● THE TASK: What is the number of lines containing the word "третите"? Give that number alone.

==== RECORDS TO USE

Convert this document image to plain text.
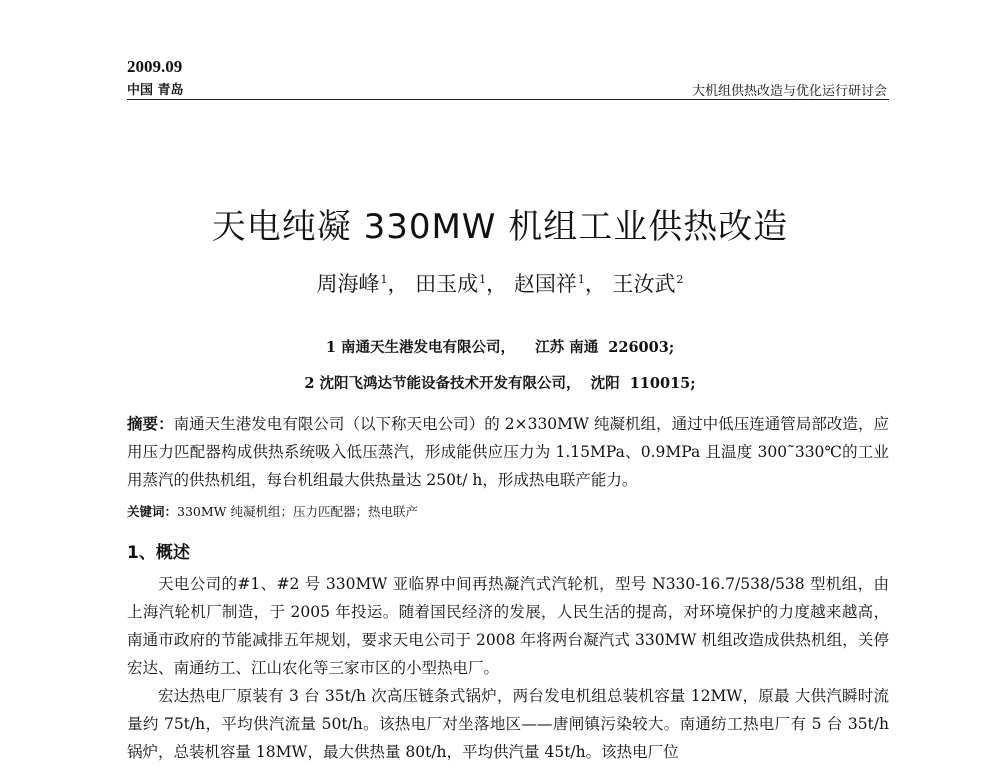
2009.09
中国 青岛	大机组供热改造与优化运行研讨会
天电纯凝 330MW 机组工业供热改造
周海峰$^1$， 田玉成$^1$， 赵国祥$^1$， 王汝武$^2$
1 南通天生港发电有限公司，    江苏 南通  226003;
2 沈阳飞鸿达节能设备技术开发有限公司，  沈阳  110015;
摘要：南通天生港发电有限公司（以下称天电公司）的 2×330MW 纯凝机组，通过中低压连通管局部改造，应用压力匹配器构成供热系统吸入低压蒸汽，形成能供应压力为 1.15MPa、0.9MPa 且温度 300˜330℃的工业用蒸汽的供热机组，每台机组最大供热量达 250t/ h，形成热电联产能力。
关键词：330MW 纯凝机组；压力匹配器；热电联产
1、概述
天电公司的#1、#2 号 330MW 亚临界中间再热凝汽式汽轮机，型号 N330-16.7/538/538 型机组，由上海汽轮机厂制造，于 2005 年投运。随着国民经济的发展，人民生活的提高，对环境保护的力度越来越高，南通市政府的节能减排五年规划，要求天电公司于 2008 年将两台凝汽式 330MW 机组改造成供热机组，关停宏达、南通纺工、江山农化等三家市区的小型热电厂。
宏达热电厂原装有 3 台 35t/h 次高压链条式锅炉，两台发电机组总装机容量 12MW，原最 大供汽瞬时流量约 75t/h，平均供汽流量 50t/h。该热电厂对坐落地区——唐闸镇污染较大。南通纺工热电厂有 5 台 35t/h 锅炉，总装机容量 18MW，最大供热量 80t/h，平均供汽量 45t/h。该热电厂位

========
==== RECORDS TO USE

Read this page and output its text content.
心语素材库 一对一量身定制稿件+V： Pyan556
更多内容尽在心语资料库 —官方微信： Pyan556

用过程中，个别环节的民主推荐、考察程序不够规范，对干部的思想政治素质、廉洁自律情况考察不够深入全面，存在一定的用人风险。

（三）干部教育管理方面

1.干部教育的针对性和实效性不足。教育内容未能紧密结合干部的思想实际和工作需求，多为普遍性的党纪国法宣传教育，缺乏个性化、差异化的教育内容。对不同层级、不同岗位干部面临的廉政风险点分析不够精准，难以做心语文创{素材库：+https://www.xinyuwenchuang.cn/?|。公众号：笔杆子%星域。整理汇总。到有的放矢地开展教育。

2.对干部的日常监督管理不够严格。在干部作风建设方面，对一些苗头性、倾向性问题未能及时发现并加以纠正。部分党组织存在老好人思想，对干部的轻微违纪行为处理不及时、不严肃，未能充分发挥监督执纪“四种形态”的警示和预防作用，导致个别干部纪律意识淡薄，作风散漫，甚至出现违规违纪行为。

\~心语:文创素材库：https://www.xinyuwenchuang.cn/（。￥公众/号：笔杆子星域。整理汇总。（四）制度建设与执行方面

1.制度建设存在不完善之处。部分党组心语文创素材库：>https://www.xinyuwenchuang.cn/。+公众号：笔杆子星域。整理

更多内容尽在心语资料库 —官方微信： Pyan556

========
==== RECORDS TO USE

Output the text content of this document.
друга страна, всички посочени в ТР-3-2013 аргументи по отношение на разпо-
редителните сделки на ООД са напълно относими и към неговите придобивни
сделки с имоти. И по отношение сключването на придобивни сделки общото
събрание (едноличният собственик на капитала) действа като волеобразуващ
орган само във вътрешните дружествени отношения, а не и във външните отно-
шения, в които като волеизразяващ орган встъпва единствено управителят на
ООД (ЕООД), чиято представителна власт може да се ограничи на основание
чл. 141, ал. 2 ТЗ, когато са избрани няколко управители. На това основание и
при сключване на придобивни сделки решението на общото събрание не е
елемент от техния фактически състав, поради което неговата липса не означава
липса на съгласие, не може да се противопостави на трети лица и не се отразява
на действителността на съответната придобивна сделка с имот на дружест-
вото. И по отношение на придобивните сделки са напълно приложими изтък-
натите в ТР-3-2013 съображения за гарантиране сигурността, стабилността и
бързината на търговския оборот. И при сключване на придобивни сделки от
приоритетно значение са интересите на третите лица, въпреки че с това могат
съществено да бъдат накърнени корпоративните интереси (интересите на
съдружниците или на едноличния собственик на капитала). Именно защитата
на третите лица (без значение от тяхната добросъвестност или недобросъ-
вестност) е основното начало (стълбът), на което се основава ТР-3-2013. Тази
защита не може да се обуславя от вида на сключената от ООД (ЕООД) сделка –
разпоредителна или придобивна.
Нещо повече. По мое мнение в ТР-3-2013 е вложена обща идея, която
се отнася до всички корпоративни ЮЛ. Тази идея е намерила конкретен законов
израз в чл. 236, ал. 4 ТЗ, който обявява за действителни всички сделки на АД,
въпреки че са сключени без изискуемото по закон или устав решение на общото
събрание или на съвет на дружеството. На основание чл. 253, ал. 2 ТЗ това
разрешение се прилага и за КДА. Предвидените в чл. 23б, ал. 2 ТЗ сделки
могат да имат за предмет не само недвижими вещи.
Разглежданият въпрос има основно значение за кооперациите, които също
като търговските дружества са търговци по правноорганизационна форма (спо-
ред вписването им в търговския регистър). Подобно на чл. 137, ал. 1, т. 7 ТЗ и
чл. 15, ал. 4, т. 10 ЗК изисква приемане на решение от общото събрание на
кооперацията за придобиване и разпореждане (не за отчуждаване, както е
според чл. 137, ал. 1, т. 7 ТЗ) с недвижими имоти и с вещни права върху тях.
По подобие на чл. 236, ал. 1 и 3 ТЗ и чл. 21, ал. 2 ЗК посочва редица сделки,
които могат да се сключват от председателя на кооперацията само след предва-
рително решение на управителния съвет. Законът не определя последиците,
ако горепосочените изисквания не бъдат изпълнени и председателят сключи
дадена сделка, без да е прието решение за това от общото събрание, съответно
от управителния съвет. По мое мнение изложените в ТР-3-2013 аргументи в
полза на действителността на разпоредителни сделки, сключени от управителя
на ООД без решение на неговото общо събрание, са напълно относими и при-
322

========

● OUTPUT FOR THIS TASK: 2